## Problema breve a
Extraiga de los registros todas las líneas que contengan la cadena "amminist".

## Texto del documento
Filosofía en español 
Filosofía en español


[ María Zambrano Alarcón ]

Materialismo español

“España no está en los edificios ni en las ciudades.
Está en las ideas y en el numen de Franco.”
Radio Salamanca.

Nada más peligroso que las teorías. El pensamiento que ha nacido para aclarar la obscura inmediatez de la vida, enreda a veces la madeja, hasta hacer perder el origen de los hilos; arrojando sombra a las cosas, borrando la luz. Pero cuando llega al extremo de su perversión, por contraste vuelve a alumbrarnos.

Idealismo y materialismo; viejos y venerables términos que han venido a servir para todo, hasta para decir lo contrario de lo que significan. Y este llegar a contradecirse, nos alumbra acerca de su posible pecado, acerca de su error inicial que pudiera ir envuelto en su nobleza originaria. En efecto, el idealismo arrastró desde su comienzo el pecado de querer eludir, en su afán de pureza, la inmediatez de la vida; la realidad tal y como se la encontraba para substituirla casi en absoluto, por la idea. No es este momento ni lugar para exponer las razones que pudiera haber para tal preferencia, pero aun dándolas por sabidas, queda como cierto el desmedido deseo de rehuir la realidad inmediata; el afán de substituir la cambiante y dramática realidad por la idea, igual siempre a sí misma.

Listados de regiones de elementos
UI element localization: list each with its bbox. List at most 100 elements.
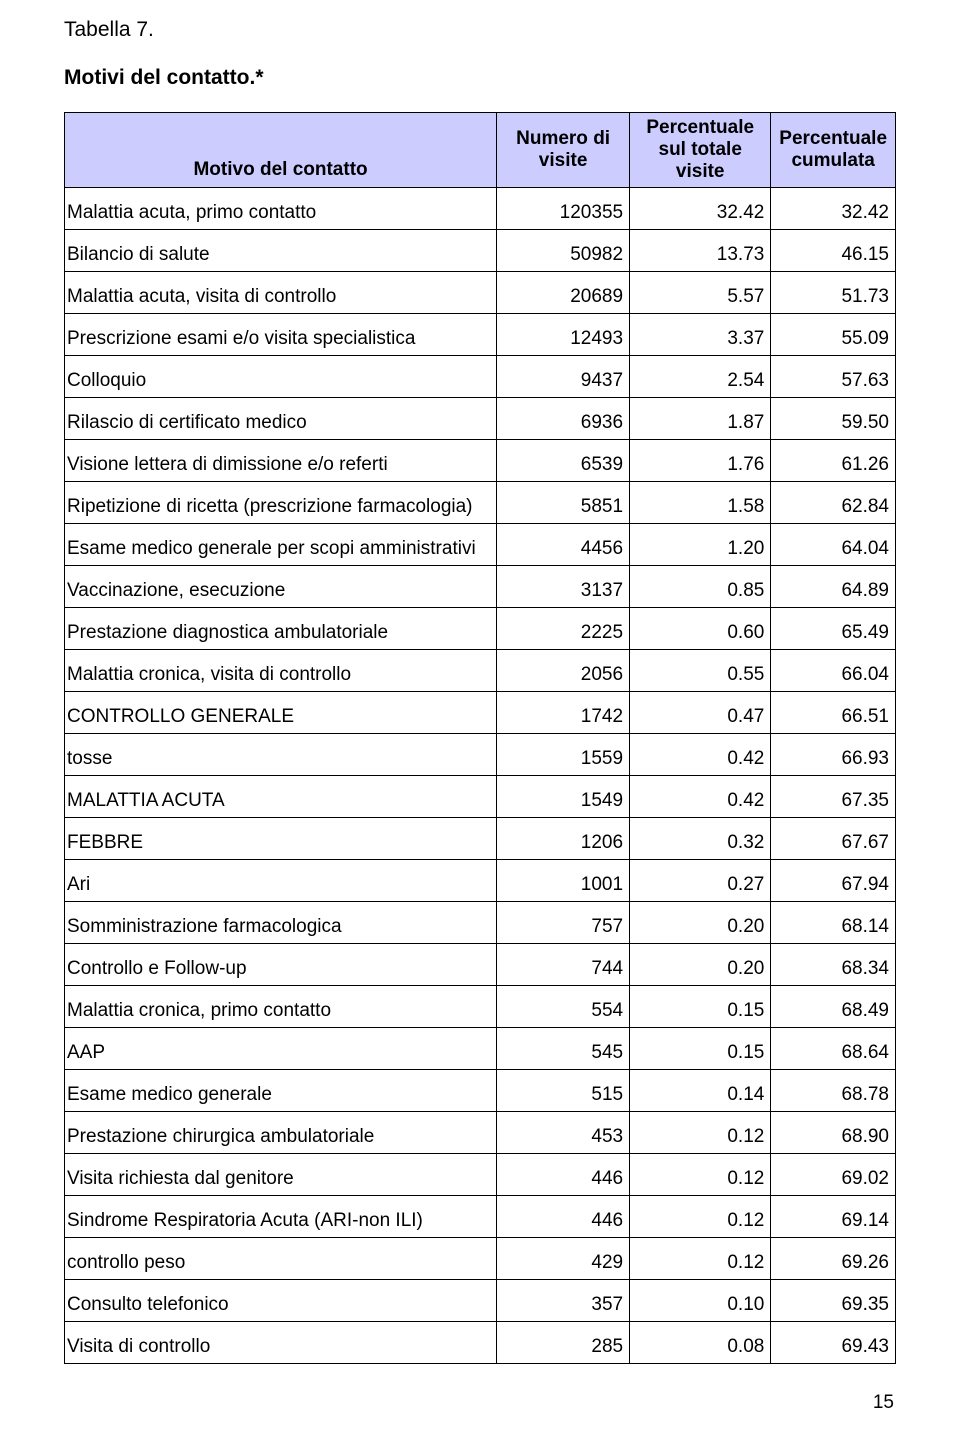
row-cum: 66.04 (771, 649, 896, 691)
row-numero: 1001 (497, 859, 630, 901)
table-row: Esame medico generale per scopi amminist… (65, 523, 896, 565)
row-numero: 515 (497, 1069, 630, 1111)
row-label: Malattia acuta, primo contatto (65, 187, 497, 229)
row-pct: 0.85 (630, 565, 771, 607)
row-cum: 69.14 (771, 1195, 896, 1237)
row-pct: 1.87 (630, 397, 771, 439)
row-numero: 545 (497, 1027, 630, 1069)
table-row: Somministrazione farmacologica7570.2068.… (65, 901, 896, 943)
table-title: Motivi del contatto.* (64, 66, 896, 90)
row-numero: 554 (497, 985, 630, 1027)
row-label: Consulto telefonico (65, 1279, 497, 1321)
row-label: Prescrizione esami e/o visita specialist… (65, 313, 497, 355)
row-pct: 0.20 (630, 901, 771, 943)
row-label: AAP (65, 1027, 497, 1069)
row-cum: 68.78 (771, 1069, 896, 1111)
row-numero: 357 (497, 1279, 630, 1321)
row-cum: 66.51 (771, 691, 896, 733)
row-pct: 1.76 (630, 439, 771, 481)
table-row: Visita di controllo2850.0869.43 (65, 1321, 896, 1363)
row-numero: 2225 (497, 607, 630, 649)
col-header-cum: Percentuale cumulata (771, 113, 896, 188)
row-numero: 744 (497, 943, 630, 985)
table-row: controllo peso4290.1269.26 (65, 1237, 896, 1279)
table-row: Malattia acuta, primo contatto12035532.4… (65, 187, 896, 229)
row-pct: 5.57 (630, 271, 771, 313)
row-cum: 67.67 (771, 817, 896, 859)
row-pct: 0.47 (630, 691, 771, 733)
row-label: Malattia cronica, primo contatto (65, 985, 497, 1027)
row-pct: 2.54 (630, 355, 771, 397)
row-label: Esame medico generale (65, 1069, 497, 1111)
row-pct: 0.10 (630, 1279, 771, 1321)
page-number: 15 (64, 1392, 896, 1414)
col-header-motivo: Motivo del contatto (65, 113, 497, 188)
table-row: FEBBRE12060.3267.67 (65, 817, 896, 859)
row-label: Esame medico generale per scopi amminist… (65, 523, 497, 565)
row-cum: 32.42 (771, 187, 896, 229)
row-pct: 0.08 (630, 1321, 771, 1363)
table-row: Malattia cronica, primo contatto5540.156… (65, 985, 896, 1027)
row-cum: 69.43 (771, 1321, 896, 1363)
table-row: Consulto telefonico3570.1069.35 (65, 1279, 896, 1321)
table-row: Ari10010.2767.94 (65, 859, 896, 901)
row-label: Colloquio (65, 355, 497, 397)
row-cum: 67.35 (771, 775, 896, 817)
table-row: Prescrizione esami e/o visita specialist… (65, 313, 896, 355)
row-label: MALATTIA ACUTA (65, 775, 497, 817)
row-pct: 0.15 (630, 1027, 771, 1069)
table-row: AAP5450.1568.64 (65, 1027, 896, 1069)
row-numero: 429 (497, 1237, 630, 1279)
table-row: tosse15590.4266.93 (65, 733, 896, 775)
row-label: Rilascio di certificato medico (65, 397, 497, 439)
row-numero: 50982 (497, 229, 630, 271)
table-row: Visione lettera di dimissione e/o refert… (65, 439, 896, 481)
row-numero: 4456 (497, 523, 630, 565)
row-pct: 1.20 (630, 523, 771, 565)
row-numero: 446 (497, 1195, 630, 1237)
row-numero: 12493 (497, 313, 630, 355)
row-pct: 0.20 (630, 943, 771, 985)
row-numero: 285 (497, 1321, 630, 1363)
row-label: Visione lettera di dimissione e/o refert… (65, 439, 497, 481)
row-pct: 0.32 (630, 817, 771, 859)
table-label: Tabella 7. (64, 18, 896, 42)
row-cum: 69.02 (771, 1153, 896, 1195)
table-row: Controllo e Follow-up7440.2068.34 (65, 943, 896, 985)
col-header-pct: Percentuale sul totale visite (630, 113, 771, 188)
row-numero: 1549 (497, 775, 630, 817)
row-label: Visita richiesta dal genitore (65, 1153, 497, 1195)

## Problema breve b
Reproduzca literalmente el fragmento del texto sobre el materialismo español que va desde "Materialismo español" hasta "vuelve a alumbrarnos.".

## Respuesta a
table-row: Esame medico generale per scopi amminist… (65, 523, 896, 565)
row-label: Esame medico generale per scopi amminist… (65, 523, 497, 565)

## Respuesta b
Materialismo español

“España no está en los edificios ni en las ciudades.
Está en las ideas y en el numen de Franco.”
Radio Salamanca.

Nada más peligroso que las teorías. El pensamiento que ha nacido para aclarar la obscura inmediatez de la vida, enreda a veces la madeja, hasta hacer perder el origen de los hilos; arrojando sombra a las cosas, borrando la luz. Pero cuando llega al extremo de su perversión, por contraste vuelve a alumbrarnos.